>> BEGIN

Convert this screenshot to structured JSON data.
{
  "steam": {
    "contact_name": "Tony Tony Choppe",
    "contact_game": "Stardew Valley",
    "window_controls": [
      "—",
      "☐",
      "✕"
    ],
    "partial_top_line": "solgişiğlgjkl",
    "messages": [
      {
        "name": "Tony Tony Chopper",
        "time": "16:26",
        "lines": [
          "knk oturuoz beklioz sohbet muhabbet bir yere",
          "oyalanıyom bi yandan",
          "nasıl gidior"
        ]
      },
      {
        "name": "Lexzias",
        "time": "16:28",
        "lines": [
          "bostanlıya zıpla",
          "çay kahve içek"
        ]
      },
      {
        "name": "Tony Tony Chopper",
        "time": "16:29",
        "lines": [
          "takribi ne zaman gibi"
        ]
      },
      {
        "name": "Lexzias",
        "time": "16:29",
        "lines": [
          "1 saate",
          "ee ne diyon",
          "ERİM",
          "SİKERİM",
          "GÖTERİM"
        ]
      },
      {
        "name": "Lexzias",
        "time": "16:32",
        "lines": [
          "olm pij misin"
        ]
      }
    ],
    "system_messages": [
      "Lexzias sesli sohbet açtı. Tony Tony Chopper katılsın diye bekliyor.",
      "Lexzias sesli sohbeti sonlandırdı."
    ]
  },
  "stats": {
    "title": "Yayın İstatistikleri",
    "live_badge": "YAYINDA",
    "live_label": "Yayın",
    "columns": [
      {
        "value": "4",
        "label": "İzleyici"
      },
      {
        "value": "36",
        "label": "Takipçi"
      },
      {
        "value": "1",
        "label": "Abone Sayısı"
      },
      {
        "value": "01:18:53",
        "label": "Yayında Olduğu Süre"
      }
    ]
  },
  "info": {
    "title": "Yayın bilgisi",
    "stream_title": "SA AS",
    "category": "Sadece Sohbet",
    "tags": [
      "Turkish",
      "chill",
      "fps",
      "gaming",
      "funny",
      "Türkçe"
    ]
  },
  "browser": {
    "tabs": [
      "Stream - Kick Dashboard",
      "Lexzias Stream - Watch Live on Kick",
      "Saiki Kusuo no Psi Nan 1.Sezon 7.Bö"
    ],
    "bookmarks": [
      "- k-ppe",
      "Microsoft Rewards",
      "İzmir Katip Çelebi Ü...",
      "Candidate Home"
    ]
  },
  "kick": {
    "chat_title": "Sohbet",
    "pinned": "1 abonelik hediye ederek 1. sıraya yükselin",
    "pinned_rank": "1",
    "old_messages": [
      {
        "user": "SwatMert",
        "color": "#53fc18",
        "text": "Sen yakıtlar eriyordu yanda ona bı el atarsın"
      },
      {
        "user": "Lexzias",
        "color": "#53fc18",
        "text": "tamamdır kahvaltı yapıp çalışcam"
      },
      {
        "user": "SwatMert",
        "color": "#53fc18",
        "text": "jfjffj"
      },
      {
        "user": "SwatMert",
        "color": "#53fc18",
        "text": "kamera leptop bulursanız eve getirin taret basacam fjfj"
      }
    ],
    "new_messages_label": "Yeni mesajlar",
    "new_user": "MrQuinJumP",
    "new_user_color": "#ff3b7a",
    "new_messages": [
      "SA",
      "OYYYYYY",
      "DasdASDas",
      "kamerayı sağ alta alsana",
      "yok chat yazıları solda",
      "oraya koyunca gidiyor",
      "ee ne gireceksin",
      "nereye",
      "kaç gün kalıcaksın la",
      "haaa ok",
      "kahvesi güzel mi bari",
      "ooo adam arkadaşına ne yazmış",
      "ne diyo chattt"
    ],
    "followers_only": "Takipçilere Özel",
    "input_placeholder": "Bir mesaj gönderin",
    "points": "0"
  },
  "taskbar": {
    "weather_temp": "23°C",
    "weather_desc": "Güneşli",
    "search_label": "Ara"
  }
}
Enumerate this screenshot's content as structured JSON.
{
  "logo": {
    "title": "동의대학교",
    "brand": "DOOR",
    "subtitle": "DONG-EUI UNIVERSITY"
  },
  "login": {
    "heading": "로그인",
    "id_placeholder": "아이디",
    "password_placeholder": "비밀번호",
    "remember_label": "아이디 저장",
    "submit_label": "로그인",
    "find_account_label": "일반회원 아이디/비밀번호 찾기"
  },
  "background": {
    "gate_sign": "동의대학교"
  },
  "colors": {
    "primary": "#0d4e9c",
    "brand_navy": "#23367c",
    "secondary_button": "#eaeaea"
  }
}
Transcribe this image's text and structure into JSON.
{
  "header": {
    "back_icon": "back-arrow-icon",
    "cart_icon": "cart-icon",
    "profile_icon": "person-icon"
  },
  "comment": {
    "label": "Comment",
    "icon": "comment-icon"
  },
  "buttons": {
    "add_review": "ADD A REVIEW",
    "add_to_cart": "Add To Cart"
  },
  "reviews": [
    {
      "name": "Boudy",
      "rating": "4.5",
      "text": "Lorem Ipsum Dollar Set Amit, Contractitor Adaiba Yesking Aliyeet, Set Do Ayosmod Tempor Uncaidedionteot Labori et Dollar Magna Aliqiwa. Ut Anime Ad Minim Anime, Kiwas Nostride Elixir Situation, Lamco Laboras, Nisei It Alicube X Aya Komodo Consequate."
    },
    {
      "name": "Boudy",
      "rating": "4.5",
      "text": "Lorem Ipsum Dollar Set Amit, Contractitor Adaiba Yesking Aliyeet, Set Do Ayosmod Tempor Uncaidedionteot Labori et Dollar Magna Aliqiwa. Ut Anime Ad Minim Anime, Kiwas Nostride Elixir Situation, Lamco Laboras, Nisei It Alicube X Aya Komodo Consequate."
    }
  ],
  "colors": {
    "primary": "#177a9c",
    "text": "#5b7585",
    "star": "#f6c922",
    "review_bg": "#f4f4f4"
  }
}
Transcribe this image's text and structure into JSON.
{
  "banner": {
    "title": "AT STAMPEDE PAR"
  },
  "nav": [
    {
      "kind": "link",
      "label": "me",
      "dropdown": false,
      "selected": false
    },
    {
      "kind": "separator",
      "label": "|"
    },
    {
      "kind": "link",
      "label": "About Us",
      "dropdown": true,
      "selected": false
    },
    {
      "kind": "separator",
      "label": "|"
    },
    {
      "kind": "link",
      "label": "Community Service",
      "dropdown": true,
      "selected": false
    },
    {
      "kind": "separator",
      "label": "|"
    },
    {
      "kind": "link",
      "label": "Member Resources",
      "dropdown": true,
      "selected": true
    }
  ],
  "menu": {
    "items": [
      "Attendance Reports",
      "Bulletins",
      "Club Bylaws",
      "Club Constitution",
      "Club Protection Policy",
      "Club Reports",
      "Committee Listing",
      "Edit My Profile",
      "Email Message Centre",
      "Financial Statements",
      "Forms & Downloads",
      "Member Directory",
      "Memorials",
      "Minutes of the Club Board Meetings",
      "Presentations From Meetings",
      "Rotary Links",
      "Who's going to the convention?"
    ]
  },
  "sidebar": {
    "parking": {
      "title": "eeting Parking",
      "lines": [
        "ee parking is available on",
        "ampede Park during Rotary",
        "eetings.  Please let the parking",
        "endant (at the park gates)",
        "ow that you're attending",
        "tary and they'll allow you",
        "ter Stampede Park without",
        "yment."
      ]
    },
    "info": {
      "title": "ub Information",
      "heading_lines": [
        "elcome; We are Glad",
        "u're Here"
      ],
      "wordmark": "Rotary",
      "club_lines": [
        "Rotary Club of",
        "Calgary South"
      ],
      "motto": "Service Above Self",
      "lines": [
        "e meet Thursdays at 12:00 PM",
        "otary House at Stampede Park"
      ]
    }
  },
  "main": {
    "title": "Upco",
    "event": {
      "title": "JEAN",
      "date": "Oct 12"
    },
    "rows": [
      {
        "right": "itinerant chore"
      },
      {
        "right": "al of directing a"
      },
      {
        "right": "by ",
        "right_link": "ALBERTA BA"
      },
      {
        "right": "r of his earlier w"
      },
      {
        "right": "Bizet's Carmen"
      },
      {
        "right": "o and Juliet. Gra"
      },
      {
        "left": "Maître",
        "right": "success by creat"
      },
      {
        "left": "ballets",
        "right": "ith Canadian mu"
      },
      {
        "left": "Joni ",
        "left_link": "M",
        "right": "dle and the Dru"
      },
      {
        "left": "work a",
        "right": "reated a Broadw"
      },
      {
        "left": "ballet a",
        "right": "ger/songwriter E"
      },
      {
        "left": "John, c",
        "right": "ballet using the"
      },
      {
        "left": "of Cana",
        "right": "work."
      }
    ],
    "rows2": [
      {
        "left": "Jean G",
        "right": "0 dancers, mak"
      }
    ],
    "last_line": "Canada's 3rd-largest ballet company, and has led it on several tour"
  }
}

>> END

Search the data above for the string "screenshot" and return every line that has it.

▸ **Written response**:
Convert this screenshot to structured JSON data.
Enumerate this screenshot's content as structured JSON.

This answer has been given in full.